**INSTRUCTIONS FOR THE TASK**. Copy the lines holding the word "Column", all of them.

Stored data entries
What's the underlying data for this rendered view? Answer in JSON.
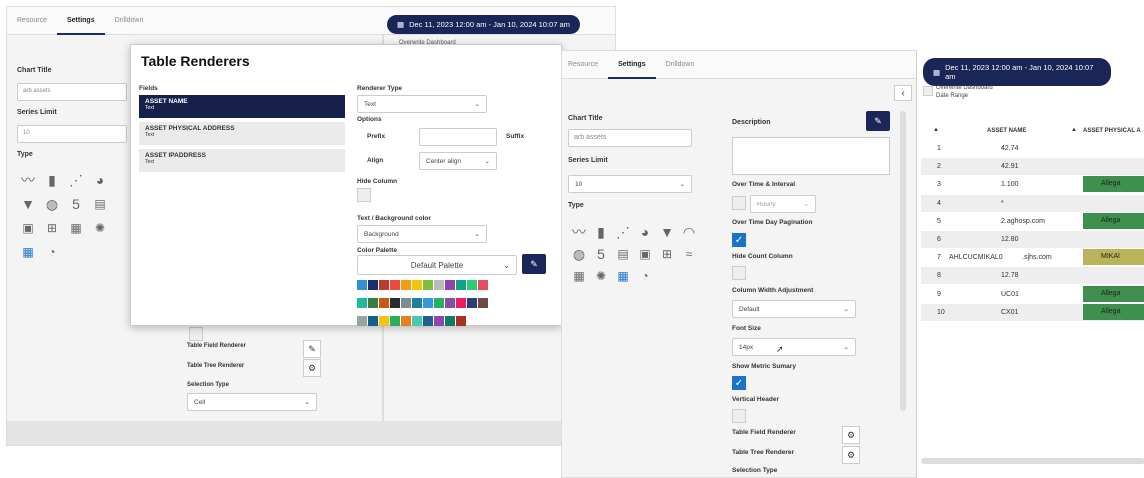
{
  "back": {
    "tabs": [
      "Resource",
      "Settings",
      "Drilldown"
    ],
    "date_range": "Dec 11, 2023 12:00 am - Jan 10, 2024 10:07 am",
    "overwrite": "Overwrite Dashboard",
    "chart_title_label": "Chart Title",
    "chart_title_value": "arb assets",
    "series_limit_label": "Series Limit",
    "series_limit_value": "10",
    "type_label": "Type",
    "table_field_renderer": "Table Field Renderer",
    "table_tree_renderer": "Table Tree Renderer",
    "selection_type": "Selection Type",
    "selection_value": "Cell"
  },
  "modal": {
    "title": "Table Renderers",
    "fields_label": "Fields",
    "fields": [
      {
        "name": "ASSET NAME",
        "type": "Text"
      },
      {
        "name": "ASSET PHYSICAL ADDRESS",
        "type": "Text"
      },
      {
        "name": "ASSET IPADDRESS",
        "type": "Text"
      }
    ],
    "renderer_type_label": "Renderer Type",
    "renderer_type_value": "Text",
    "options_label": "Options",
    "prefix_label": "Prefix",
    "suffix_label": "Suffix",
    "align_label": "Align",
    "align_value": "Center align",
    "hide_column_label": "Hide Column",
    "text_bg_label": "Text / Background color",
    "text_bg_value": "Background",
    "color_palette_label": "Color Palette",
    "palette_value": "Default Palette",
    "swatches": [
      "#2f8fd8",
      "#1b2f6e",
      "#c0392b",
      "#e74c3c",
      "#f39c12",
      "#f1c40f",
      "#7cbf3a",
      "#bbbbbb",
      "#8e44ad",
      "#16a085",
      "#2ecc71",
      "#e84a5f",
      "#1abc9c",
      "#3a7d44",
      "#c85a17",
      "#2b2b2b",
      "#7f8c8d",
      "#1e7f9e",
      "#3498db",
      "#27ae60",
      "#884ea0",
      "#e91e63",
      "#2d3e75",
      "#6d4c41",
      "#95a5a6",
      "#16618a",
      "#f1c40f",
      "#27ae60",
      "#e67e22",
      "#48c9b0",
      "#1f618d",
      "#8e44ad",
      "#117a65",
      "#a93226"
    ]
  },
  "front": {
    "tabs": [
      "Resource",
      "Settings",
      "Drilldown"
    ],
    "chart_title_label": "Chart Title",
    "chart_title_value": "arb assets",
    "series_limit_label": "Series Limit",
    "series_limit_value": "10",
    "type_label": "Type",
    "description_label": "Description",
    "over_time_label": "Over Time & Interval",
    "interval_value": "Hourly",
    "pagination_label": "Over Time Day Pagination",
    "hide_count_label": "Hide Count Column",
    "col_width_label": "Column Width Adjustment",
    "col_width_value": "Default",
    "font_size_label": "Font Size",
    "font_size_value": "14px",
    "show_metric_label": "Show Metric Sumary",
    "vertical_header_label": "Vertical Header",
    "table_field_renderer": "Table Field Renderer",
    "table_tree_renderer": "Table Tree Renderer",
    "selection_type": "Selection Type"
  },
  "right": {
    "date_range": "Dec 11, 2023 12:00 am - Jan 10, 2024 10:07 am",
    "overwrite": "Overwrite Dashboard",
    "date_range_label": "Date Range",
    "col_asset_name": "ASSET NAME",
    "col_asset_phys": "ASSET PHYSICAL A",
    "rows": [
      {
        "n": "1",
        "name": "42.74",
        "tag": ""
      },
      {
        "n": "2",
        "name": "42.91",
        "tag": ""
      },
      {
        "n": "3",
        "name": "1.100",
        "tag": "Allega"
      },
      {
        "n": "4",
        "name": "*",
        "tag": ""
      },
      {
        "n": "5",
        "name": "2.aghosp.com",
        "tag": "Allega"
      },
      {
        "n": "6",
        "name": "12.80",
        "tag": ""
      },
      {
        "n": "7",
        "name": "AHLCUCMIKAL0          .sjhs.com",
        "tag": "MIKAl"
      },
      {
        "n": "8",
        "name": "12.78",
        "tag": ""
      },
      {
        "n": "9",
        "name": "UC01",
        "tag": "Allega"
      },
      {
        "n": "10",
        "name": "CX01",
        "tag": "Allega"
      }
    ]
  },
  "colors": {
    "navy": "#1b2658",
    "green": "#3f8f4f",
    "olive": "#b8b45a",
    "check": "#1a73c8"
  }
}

**FINISHED ANSWER**.
    "hide_column_label": "Hide Column",
    "hide_count_label": "Hide Count Column",
    "col_width_label": "Column Width Adjustment",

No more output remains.